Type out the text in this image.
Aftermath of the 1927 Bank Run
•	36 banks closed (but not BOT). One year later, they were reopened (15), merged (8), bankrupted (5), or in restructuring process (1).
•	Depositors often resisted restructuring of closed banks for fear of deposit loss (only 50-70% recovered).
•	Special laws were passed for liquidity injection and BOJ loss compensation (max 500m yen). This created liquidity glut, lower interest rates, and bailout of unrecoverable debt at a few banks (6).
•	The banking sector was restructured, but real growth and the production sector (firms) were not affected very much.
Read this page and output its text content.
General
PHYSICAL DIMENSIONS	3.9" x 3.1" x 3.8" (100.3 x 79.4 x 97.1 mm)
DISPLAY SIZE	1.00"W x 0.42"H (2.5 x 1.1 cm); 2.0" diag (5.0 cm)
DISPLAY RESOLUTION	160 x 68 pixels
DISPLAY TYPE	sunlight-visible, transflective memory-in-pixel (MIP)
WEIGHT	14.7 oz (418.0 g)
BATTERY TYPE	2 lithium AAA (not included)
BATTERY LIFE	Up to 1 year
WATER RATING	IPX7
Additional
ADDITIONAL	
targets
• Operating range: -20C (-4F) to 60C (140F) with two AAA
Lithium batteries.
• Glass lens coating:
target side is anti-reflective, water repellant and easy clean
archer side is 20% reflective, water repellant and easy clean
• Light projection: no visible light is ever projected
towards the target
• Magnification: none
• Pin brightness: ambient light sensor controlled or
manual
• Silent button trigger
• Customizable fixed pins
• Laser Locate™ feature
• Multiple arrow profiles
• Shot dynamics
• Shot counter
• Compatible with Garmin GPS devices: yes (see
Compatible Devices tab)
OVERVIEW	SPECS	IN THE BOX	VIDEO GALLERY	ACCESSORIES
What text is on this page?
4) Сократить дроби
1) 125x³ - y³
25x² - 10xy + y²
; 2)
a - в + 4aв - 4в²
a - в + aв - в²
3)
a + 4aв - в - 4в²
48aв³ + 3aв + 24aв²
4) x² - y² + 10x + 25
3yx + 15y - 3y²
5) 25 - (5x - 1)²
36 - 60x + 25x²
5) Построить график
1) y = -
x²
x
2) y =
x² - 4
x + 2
---
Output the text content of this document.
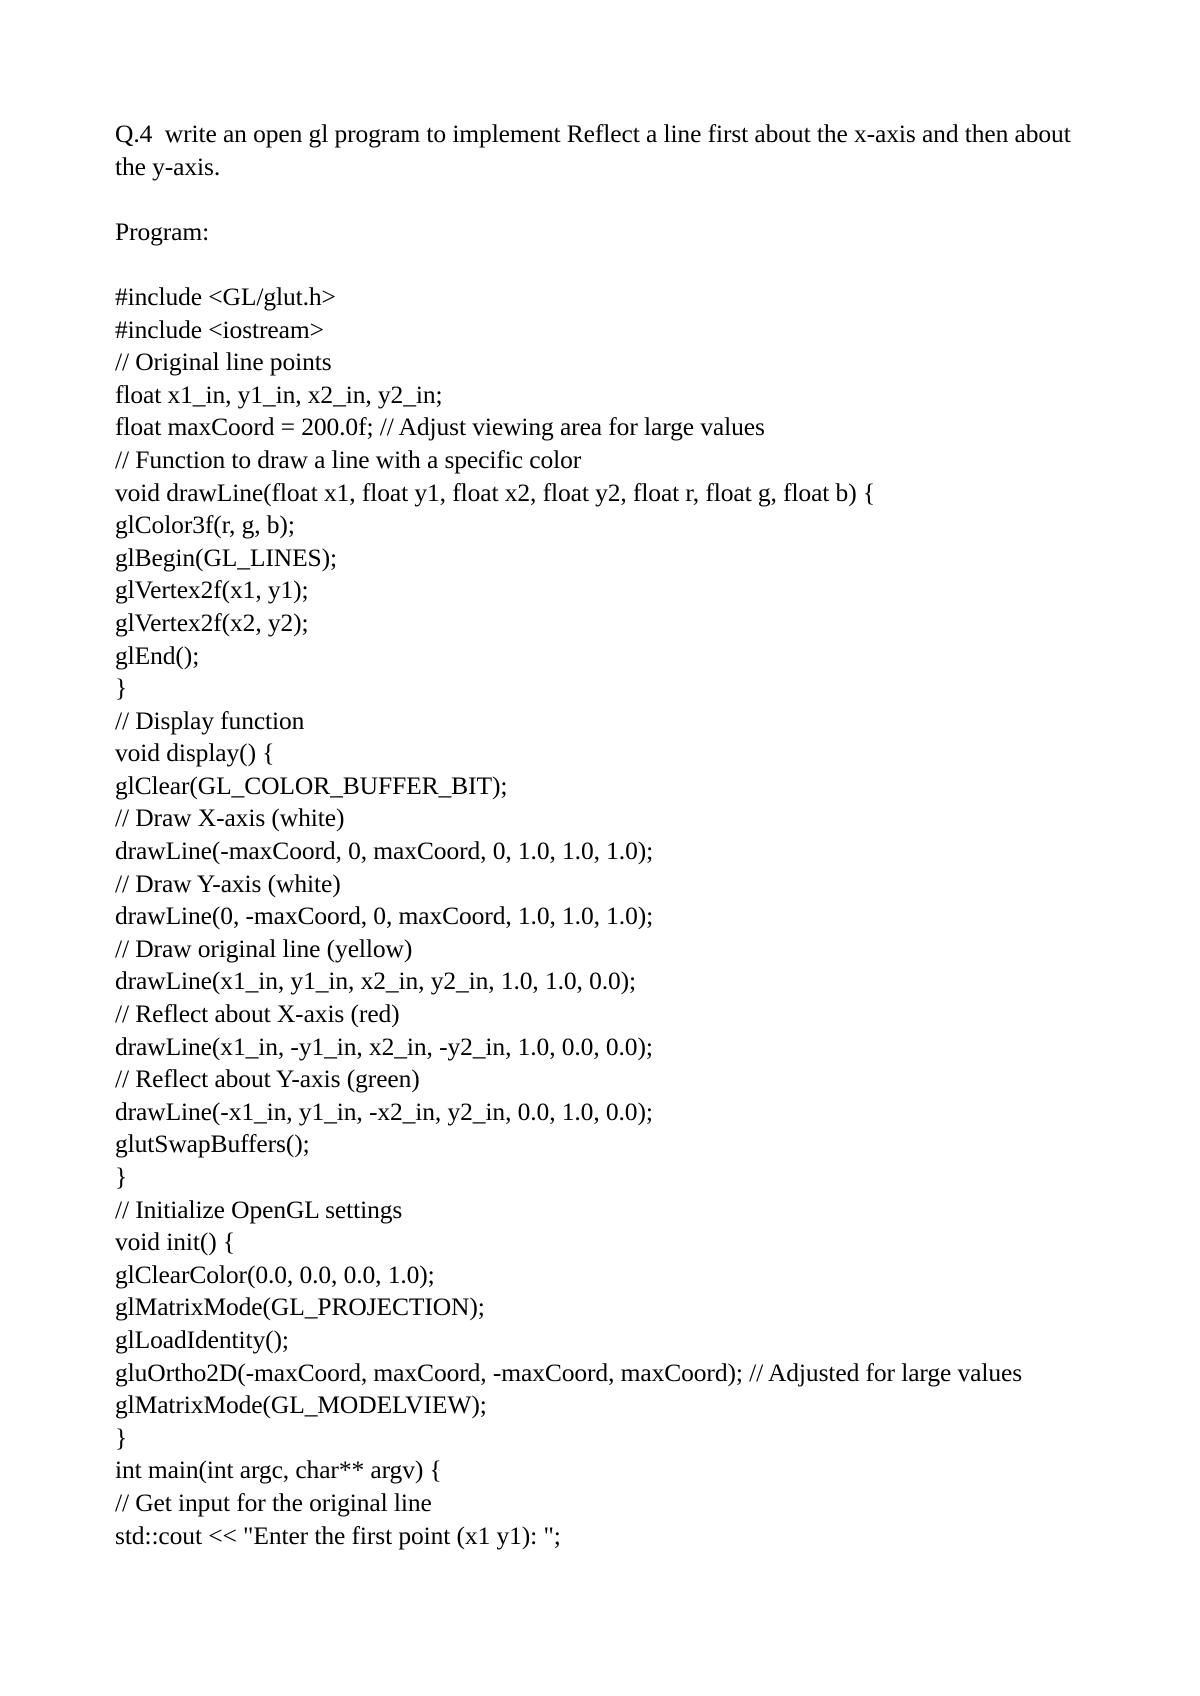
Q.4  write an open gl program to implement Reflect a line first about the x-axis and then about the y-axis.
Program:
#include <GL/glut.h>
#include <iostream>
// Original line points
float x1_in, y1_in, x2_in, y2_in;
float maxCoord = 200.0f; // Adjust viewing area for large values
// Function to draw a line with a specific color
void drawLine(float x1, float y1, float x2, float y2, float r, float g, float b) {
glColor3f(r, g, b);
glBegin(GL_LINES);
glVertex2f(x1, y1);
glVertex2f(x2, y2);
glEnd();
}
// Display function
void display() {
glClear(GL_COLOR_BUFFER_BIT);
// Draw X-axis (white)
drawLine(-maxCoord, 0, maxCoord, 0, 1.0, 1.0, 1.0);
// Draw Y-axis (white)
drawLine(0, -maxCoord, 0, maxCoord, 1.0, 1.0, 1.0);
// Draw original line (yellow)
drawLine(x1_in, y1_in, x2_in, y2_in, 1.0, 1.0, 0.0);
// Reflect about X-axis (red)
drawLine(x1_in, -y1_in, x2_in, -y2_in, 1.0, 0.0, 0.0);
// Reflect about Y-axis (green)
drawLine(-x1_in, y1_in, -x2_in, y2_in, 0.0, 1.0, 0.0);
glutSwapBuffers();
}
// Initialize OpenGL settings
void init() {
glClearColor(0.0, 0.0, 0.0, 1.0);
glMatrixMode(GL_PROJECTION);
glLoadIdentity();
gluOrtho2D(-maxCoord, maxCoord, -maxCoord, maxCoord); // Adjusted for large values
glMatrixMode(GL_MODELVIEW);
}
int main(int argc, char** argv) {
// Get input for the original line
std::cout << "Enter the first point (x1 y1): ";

* Problem description *
Say only how many lines in the records carry the word "closed".

* Written response *
2